*What the task asks*: From the entries below, copy every line holding the word "Cases".

----- Data shown

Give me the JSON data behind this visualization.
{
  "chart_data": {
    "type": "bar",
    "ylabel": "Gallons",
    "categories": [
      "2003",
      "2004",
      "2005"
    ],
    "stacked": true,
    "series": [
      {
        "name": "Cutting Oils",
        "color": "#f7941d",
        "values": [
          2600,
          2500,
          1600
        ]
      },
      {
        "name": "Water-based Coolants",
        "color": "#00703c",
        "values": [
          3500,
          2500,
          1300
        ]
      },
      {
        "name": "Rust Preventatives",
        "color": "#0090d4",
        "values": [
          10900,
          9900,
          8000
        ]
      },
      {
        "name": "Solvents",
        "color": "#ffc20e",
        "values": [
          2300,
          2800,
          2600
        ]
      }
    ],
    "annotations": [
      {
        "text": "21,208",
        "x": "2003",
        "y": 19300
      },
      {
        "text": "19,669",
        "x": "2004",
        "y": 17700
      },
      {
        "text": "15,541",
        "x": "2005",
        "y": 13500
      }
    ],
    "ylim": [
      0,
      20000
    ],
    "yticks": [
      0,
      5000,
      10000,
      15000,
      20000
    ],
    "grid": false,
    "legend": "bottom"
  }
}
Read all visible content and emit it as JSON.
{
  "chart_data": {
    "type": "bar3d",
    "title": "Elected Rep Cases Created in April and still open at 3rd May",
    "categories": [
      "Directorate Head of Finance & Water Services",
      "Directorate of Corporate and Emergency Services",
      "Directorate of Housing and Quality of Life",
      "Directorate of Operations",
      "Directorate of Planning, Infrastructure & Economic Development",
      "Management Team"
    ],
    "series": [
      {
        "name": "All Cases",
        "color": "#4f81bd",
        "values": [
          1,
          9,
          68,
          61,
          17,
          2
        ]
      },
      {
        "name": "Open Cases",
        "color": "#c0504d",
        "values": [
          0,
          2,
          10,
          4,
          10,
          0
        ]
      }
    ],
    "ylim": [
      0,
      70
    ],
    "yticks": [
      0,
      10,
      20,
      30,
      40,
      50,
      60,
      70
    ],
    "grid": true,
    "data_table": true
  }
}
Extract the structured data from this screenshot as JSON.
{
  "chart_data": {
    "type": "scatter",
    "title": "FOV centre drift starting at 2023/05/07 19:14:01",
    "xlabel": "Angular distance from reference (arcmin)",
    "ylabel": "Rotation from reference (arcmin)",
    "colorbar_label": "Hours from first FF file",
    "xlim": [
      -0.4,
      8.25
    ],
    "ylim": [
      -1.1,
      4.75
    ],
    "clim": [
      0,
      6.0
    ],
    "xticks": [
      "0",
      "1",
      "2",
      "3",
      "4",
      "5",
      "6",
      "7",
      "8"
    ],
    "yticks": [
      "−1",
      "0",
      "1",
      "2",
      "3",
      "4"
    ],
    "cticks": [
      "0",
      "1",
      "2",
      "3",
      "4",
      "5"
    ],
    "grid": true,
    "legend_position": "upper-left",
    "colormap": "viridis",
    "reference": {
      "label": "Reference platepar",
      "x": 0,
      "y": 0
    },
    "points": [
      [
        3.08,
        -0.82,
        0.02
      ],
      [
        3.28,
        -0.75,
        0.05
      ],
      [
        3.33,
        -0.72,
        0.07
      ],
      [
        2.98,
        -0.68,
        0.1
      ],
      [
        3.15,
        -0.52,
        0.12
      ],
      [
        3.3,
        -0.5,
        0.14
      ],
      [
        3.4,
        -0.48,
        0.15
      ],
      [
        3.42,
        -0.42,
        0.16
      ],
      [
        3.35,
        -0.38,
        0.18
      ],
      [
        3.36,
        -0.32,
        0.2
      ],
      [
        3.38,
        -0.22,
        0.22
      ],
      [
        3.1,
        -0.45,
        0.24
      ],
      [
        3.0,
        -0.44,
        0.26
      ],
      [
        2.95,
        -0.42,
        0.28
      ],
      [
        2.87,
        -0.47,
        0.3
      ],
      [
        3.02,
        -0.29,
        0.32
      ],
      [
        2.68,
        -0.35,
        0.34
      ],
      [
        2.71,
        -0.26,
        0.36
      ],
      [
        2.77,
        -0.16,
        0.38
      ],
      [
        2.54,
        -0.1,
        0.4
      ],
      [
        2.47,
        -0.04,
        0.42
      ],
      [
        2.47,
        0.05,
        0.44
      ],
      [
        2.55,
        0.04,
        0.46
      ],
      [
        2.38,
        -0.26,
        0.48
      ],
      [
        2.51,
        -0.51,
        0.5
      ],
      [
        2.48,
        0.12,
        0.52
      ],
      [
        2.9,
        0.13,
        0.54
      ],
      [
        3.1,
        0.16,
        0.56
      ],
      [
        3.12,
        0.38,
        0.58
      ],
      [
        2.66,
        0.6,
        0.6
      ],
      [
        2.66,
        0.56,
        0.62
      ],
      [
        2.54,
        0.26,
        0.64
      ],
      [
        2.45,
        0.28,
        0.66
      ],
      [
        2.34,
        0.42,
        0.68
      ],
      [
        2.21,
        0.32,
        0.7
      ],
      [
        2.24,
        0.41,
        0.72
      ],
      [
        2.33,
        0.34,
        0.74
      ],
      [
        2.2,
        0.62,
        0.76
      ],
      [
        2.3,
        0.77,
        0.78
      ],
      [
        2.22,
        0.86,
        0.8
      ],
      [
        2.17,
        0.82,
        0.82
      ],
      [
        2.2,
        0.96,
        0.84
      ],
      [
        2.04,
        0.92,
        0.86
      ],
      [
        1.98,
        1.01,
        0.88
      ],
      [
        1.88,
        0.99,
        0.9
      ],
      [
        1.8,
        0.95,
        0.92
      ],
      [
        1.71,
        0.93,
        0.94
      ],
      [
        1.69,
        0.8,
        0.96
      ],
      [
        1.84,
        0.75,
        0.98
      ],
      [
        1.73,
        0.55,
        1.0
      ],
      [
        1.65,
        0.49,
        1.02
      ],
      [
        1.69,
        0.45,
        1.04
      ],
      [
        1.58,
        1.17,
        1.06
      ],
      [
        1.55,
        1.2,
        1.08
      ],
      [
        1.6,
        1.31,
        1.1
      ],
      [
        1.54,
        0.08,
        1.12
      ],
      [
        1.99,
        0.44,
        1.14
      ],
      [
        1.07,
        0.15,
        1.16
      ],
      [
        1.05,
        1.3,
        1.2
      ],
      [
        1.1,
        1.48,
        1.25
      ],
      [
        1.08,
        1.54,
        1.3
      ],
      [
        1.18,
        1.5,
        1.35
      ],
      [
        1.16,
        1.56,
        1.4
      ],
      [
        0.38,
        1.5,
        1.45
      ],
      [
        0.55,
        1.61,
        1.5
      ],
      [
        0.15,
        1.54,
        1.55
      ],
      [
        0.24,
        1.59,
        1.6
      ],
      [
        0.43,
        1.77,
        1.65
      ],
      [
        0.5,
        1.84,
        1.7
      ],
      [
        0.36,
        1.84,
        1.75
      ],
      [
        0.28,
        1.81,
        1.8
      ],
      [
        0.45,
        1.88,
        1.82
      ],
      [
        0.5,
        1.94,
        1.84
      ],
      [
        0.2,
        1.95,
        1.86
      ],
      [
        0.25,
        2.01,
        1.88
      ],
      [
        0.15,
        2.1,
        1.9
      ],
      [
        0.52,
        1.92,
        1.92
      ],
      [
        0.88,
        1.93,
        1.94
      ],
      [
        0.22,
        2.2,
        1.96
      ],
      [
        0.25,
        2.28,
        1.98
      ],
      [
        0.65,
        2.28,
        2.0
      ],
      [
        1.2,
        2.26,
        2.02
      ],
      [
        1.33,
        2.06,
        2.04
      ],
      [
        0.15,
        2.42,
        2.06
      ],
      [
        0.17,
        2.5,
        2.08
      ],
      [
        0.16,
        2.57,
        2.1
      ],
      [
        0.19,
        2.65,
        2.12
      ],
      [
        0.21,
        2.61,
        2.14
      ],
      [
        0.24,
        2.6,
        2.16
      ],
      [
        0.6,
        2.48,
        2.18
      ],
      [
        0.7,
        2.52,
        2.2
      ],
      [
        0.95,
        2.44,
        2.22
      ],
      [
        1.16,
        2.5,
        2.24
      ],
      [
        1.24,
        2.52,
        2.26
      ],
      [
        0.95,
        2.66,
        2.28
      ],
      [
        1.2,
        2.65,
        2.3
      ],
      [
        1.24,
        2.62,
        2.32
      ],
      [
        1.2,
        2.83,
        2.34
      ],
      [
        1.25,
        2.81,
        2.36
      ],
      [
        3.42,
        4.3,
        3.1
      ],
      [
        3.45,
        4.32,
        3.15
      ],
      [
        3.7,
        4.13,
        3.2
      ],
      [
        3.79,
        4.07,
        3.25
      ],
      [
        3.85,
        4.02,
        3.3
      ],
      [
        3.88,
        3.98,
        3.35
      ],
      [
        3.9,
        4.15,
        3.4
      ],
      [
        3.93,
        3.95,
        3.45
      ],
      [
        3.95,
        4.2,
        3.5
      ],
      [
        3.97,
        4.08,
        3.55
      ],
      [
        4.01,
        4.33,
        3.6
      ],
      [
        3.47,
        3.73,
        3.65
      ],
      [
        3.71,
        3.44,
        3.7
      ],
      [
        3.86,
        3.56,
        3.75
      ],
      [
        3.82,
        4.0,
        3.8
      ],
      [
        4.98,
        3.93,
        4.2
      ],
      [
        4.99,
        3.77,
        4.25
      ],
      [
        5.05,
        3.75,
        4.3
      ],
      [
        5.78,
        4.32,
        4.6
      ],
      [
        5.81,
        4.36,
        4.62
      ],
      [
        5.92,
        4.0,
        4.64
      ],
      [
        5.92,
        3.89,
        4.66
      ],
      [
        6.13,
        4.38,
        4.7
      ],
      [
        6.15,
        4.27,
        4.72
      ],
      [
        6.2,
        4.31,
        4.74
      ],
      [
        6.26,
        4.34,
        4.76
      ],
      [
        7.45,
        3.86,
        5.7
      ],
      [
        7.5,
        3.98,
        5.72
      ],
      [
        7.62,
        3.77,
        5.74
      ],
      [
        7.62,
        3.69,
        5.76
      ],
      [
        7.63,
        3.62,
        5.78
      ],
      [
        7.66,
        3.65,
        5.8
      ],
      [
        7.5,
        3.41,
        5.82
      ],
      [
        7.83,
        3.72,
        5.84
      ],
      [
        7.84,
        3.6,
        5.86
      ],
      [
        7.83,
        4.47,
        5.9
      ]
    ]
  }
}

----------

*Exercise answer*:
    "title": "Elected Rep Cases Created in April and still open at 3rd May",
        "name": "All Cases",
        "name": "Open Cases",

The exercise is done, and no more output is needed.